**Written problem**
Filter the entries that follow, copying every line in which the word "name" appears.

**Given data**
------------------------------------------------

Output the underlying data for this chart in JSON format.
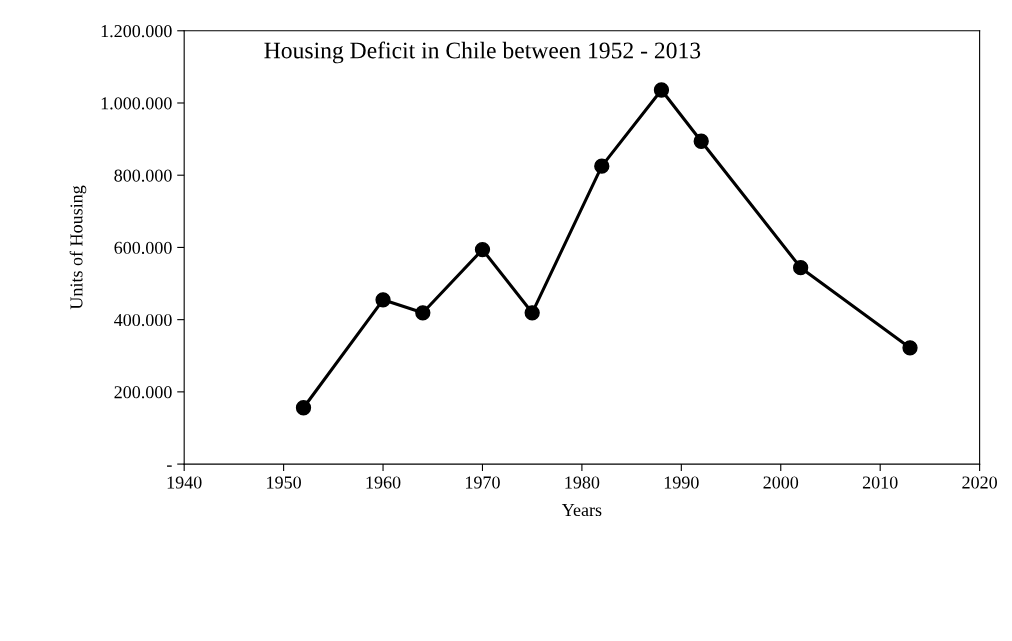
{
  "chart_data": {
    "type": "line",
    "title": "Housing Deficit in Chile between 1952 - 2013",
    "xlabel": "Years",
    "ylabel": "Units of Housing",
    "x": [
      1952,
      1960,
      1964,
      1970,
      1975,
      1982,
      1988,
      1992,
      2002,
      2013
    ],
    "series": [
      {
        "color": "#000000",
        "values": [
          156000,
          455000,
          419000,
          594000,
          419000,
          825000,
          1036000,
          894000,
          544000,
          322000
        ]
      }
    ],
    "xlim": [
      1940,
      2020
    ],
    "xticks": [
      1940,
      1950,
      1960,
      1970,
      1980,
      1990,
      2000,
      2010,
      2020
    ],
    "ylim": [
      0,
      1200000
    ],
    "yticks": [
      {
        "value": 0,
        "label": "-"
      },
      {
        "value": 200000,
        "label": "200.000"
      },
      {
        "value": 400000,
        "label": "400.000"
      },
      {
        "value": 600000,
        "label": "600.000"
      },
      {
        "value": 800000,
        "label": "800.000"
      },
      {
        "value": 1000000,
        "label": "1.000.000"
      },
      {
        "value": 1200000,
        "label": "1.200.000"
      }
    ],
    "marker": "circle",
    "line_style": "solid",
    "grid": false,
    "legend": false
  }
}
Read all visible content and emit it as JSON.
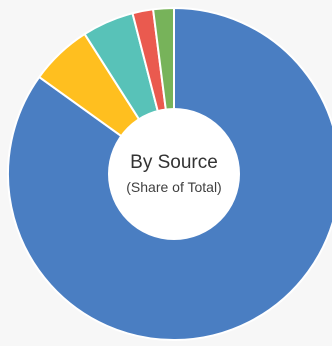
{
  "chart_data": {
    "type": "pie",
    "variant": "donut",
    "title": "By Source",
    "subtitle": "(Share of Total)",
    "start_angle_deg": 0,
    "direction": "clockwise",
    "legend": "none",
    "slices": [
      {
        "value": 84.5,
        "color": "#4a7ec2"
      },
      {
        "value": 6.0,
        "color": "#ffbf1f"
      },
      {
        "value": 5.0,
        "color": "#58c2b8"
      },
      {
        "value": 2.0,
        "color": "#ea5a4f"
      },
      {
        "value": 2.0,
        "color": "#77b35a"
      }
    ]
  }
}
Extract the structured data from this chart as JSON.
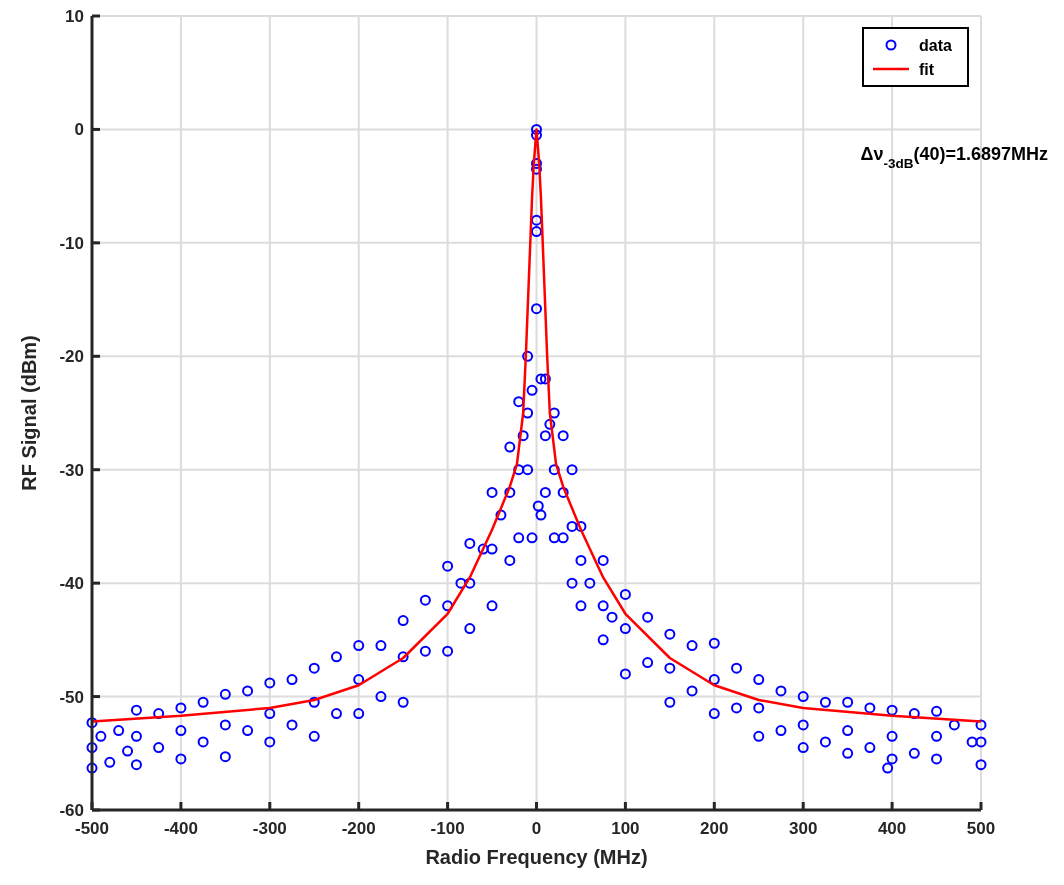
{
  "chart_data": {
    "type": "scatter",
    "xlabel": "Radio Frequency (MHz)",
    "ylabel": "RF Signal (dBm)",
    "xlim": [
      -500,
      500
    ],
    "xticks": [
      -500,
      -400,
      -300,
      -200,
      -100,
      0,
      100,
      200,
      300,
      400,
      500
    ],
    "ylim": [
      -60,
      10
    ],
    "yticks": [
      -60,
      -50,
      -40,
      -30,
      -20,
      -10,
      0,
      10
    ],
    "grid": true,
    "legend": "top right",
    "annotations": [
      {
        "text": "Δν$_{-3dB}$(40)=1.6897MHz"
      }
    ],
    "series": [
      {
        "name": "data",
        "marker": "circle",
        "color": "#0000ff",
        "x": [
          -500,
          -500,
          -500,
          -490,
          -480,
          -470,
          -460,
          -450,
          -450,
          -450,
          -425,
          -425,
          -400,
          -400,
          -400,
          -375,
          -375,
          -350,
          -350,
          -350,
          -325,
          -325,
          -300,
          -300,
          -300,
          -275,
          -275,
          -250,
          -250,
          -250,
          -225,
          -225,
          -200,
          -200,
          -200,
          -175,
          -175,
          -150,
          -150,
          -150,
          -125,
          -125,
          -100,
          -100,
          -100,
          -85,
          -75,
          -75,
          -75,
          -60,
          -50,
          -50,
          -50,
          -40,
          -30,
          -30,
          -30,
          -20,
          -20,
          -20,
          -15,
          -10,
          -10,
          -10,
          -5,
          -5,
          0,
          0,
          0,
          0,
          0,
          0,
          0,
          2,
          5,
          5,
          10,
          10,
          10,
          15,
          20,
          20,
          20,
          30,
          30,
          30,
          40,
          40,
          40,
          50,
          50,
          50,
          60,
          75,
          75,
          75,
          85,
          100,
          100,
          100,
          125,
          125,
          150,
          150,
          150,
          175,
          175,
          200,
          200,
          200,
          225,
          225,
          250,
          250,
          250,
          275,
          275,
          300,
          300,
          300,
          325,
          325,
          350,
          350,
          350,
          375,
          375,
          395,
          400,
          400,
          400,
          425,
          425,
          450,
          450,
          450,
          470,
          490,
          500,
          500,
          500
        ],
        "values": [
          -52.3,
          -54.5,
          -56.3,
          -53.5,
          -55.8,
          -53,
          -54.8,
          -51.2,
          -53.5,
          -56,
          -51.5,
          -54.5,
          -51,
          -53,
          -55.5,
          -50.5,
          -54,
          -49.8,
          -52.5,
          -55.3,
          -49.5,
          -53,
          -48.8,
          -51.5,
          -54,
          -48.5,
          -52.5,
          -47.5,
          -50.5,
          -53.5,
          -46.5,
          -51.5,
          -45.5,
          -48.5,
          -51.5,
          -45.5,
          -50,
          -43.3,
          -46.5,
          -50.5,
          -41.5,
          -46,
          -38.5,
          -42,
          -46,
          -40,
          -36.5,
          -40,
          -44,
          -37,
          -32,
          -37,
          -42,
          -34,
          -28,
          -32,
          -38,
          -24,
          -30,
          -36,
          -27,
          -20,
          -25,
          -30,
          -23,
          -36,
          0,
          -0.5,
          -3,
          -3.5,
          -8,
          -9,
          -15.8,
          -33.2,
          -22,
          -34,
          -22,
          -27,
          -32,
          -26,
          -25,
          -30,
          -36,
          -27,
          -32,
          -36,
          -30,
          -35,
          -40,
          -35,
          -38,
          -42,
          -40,
          -38,
          -42,
          -45,
          -43,
          -41,
          -44,
          -48,
          -43,
          -47,
          -44.5,
          -47.5,
          -50.5,
          -45.5,
          -49.5,
          -45.3,
          -48.5,
          -51.5,
          -47.5,
          -51,
          -48.5,
          -51,
          -53.5,
          -49.5,
          -53,
          -50,
          -52.5,
          -54.5,
          -50.5,
          -54,
          -50.5,
          -53,
          -55,
          -51,
          -54.5,
          -56.3,
          -51.2,
          -53.5,
          -55.5,
          -51.5,
          -55,
          -51.3,
          -53.5,
          -55.5,
          -52.5,
          -54,
          -52.5,
          -54,
          -56
        ]
      },
      {
        "name": "fit",
        "type": "line",
        "marker": "none",
        "color": "#ff0000",
        "x": [
          -500,
          -400,
          -300,
          -250,
          -200,
          -150,
          -100,
          -75,
          -50,
          -30,
          -22,
          -15,
          -12,
          -8,
          -5,
          -3,
          0,
          3,
          5,
          8,
          12,
          15,
          22,
          30,
          50,
          75,
          100,
          150,
          200,
          250,
          300,
          400,
          500
        ],
        "values": [
          -52.2,
          -51.7,
          -51,
          -50.3,
          -49,
          -46.6,
          -42.7,
          -39.5,
          -35.3,
          -31.5,
          -29.5,
          -25,
          -20,
          -12,
          -6,
          -3,
          0,
          -3,
          -6,
          -12,
          -20,
          -25,
          -29.5,
          -31.5,
          -35.3,
          -39.5,
          -42.7,
          -46.6,
          -49,
          -50.3,
          -51,
          -51.7,
          -52.2
        ]
      }
    ]
  }
}
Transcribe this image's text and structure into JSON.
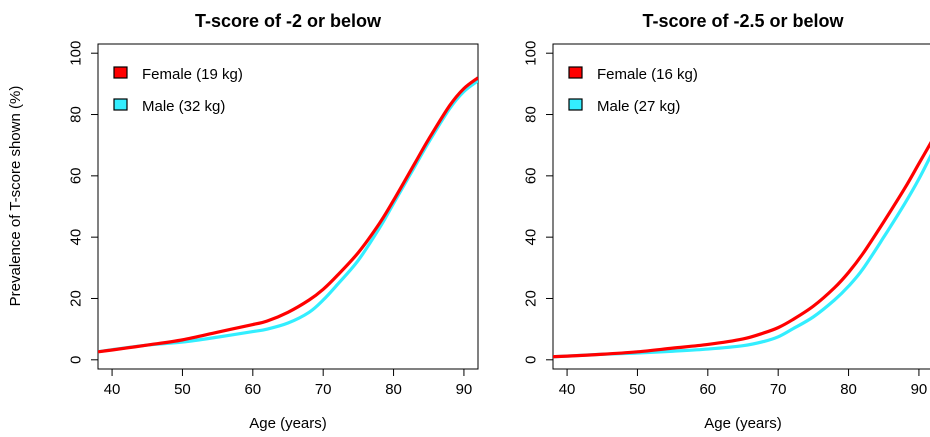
{
  "chart_data": [
    {
      "type": "line",
      "title": "T-score of -2 or below",
      "xlabel": "Age (years)",
      "ylabel": "Prevalence of T-score shown (%)",
      "xlim": [
        38,
        92
      ],
      "ylim": [
        -3,
        103
      ],
      "xticks": [
        40,
        50,
        60,
        70,
        80,
        90
      ],
      "yticks": [
        0,
        20,
        40,
        60,
        80,
        100
      ],
      "legend_position": "top-left",
      "series": [
        {
          "name": "Female (19 kg)",
          "color": "#ff0000",
          "x": [
            38,
            40,
            45,
            50,
            55,
            60,
            62,
            65,
            68,
            70,
            72,
            75,
            78,
            80,
            83,
            85,
            88,
            90,
            92
          ],
          "y": [
            2.6,
            3.2,
            4.8,
            6.5,
            9,
            11.5,
            12.6,
            15.5,
            19.5,
            23,
            27.5,
            35,
            44.5,
            52,
            64,
            72,
            83,
            88.5,
            92
          ]
        },
        {
          "name": "Male (32 kg)",
          "color": "#33eeff",
          "x": [
            38,
            40,
            45,
            50,
            55,
            60,
            62,
            65,
            68,
            70,
            72,
            75,
            78,
            80,
            83,
            85,
            88,
            90,
            92
          ],
          "y": [
            2.6,
            3.3,
            4.8,
            5.8,
            7.4,
            9.2,
            10,
            12,
            15.5,
            19.5,
            24.5,
            32.5,
            43,
            51,
            63,
            71,
            82,
            87.5,
            91
          ]
        }
      ]
    },
    {
      "type": "line",
      "title": "T-score of -2.5 or below",
      "xlabel": "Age (years)",
      "ylabel": "",
      "xlim": [
        38,
        92
      ],
      "ylim": [
        -3,
        103
      ],
      "xticks": [
        40,
        50,
        60,
        70,
        80,
        90
      ],
      "yticks": [
        0,
        20,
        40,
        60,
        80,
        100
      ],
      "legend_position": "top-left",
      "series": [
        {
          "name": "Female (16 kg)",
          "color": "#ff0000",
          "x": [
            38,
            40,
            45,
            50,
            55,
            60,
            65,
            68,
            70,
            72,
            75,
            78,
            80,
            82,
            85,
            88,
            90,
            92
          ],
          "y": [
            1,
            1.2,
            1.8,
            2.6,
            3.8,
            5,
            6.8,
            8.8,
            10.5,
            13,
            17.5,
            23.5,
            28.5,
            34.5,
            45,
            56,
            64,
            72
          ]
        },
        {
          "name": "Male (27 kg)",
          "color": "#33eeff",
          "x": [
            38,
            40,
            45,
            50,
            55,
            60,
            65,
            68,
            70,
            72,
            75,
            78,
            80,
            82,
            85,
            88,
            90,
            92
          ],
          "y": [
            1,
            1.2,
            1.8,
            2.2,
            2.8,
            3.5,
            4.6,
            6,
            7.5,
            10,
            14,
            19.5,
            24,
            29.5,
            40,
            51,
            59,
            68
          ]
        }
      ]
    }
  ]
}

------------------------------------------------

**Completed task**
        "name": "data",
        "name": "fit",
          "name": "Female (19 kg)",
          "name": "Male (32 kg)",
          "name": "Female (16 kg)",
          "name": "Male (27 kg)",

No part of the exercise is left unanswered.